■ DATASET:

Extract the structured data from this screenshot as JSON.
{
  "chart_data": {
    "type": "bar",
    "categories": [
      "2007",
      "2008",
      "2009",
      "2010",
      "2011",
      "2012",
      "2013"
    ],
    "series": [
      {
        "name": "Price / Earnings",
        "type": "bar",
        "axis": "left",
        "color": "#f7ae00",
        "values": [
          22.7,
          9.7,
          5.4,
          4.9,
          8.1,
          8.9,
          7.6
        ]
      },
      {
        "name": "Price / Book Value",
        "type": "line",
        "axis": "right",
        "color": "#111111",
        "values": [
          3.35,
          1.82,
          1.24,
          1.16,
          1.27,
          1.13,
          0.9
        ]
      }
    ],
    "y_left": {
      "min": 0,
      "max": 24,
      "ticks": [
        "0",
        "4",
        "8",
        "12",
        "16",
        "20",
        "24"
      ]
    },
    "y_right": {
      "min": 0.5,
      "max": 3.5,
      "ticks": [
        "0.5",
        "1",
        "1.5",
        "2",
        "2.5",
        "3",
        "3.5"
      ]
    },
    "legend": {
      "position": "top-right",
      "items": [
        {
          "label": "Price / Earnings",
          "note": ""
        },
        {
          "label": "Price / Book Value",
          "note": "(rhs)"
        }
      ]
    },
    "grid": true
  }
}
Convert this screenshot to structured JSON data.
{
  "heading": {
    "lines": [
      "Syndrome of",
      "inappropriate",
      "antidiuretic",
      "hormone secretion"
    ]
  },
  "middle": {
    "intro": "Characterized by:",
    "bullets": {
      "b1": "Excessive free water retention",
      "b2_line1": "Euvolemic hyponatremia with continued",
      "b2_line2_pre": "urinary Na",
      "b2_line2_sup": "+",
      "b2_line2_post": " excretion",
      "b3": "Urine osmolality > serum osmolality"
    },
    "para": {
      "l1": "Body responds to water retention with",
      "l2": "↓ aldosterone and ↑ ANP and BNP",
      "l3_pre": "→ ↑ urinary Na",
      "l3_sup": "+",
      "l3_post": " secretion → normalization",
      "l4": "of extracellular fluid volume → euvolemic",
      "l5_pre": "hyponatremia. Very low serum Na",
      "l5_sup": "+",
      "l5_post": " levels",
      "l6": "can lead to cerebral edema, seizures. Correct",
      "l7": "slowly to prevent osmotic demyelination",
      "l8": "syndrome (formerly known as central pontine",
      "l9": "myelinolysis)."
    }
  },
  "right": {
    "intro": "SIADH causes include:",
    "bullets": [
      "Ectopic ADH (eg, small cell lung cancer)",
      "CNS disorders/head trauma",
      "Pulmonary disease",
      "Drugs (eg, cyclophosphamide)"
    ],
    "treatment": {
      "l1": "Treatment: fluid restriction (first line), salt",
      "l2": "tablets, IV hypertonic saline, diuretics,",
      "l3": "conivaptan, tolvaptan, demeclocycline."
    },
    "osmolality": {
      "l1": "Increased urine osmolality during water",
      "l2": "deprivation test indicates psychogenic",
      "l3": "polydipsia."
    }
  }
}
==
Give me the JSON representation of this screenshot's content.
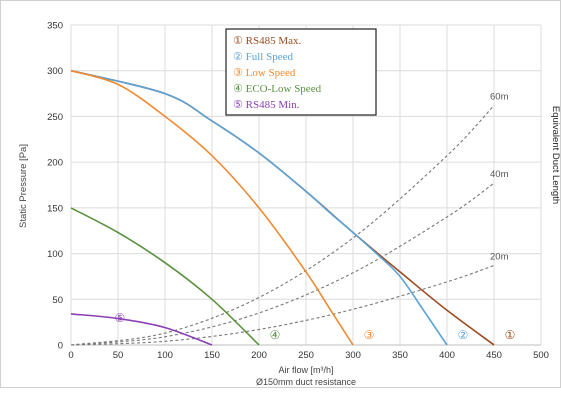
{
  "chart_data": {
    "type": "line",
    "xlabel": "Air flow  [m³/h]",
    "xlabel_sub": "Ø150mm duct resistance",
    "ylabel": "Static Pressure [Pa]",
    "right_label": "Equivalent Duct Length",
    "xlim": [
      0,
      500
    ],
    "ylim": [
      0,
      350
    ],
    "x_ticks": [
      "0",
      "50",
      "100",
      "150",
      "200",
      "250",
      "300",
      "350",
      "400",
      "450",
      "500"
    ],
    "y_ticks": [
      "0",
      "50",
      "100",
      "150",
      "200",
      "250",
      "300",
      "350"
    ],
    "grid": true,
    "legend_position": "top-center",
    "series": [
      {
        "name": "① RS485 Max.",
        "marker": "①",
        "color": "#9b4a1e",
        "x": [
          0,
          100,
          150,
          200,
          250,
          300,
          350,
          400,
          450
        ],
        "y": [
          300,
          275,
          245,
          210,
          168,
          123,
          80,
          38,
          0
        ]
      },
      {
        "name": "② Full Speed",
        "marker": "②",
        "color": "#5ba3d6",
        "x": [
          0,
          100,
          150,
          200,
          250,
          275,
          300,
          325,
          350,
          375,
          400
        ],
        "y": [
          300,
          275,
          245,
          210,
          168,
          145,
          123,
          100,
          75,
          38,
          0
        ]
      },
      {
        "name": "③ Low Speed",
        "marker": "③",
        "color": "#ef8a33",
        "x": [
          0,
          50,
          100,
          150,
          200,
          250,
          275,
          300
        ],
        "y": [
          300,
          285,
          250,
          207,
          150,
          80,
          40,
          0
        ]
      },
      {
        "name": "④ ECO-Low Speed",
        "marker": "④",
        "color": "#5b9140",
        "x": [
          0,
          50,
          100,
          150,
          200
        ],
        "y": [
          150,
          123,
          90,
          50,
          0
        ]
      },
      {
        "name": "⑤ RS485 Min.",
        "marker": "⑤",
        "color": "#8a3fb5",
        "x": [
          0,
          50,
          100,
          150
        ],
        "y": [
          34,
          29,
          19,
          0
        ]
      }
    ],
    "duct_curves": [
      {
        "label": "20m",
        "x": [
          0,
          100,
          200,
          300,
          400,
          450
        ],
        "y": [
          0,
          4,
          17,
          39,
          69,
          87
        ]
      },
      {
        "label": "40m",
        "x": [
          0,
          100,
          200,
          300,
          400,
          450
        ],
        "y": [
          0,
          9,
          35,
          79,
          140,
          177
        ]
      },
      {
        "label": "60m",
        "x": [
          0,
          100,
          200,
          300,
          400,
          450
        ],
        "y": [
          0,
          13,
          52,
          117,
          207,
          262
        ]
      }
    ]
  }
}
--
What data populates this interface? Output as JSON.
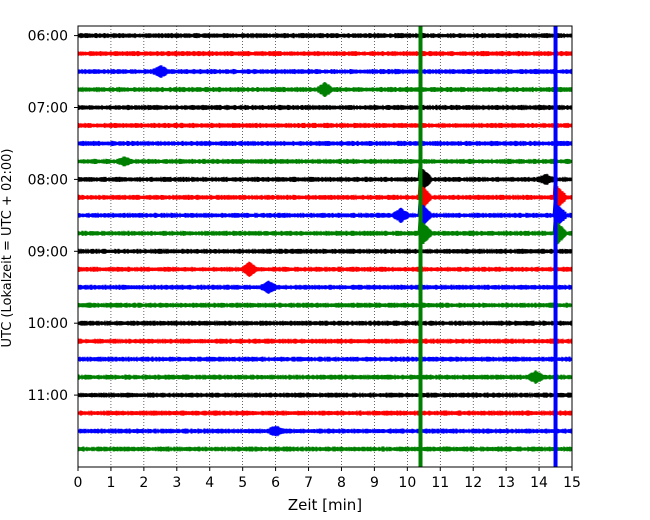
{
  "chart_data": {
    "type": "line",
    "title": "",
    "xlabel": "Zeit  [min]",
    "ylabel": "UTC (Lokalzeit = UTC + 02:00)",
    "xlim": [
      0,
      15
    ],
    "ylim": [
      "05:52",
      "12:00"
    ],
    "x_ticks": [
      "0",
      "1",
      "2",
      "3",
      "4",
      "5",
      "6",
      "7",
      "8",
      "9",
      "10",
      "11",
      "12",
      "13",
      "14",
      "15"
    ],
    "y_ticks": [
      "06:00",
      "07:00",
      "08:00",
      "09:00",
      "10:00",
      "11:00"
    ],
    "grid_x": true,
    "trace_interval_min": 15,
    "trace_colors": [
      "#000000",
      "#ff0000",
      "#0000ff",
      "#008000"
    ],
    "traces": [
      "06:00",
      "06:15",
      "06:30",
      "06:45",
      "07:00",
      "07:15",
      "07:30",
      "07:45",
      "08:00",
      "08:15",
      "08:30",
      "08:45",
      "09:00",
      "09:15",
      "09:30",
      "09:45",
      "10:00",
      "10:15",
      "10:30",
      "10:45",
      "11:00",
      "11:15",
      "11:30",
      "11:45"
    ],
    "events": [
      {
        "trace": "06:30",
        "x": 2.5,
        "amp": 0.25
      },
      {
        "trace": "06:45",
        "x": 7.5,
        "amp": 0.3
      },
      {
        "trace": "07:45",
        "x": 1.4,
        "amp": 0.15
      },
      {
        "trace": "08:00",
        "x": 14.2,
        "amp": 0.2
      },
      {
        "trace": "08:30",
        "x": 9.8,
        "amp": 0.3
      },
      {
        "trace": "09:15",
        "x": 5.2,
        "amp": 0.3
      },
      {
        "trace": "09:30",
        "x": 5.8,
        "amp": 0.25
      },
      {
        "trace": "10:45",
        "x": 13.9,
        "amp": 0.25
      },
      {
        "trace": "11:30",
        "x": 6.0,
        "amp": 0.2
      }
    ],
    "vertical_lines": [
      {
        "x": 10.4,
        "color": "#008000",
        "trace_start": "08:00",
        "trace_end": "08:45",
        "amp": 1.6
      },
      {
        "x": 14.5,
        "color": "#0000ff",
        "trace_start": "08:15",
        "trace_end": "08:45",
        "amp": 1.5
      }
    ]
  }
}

■ TASK PROMPT:
Out of the records, collect only those lines that contain the string "screenshot".

■ THE ANSWER:
Extract the structured data from this screenshot as JSON.
Convert this screenshot to structured JSON data.
Give me the JSON representation of this screenshot's content.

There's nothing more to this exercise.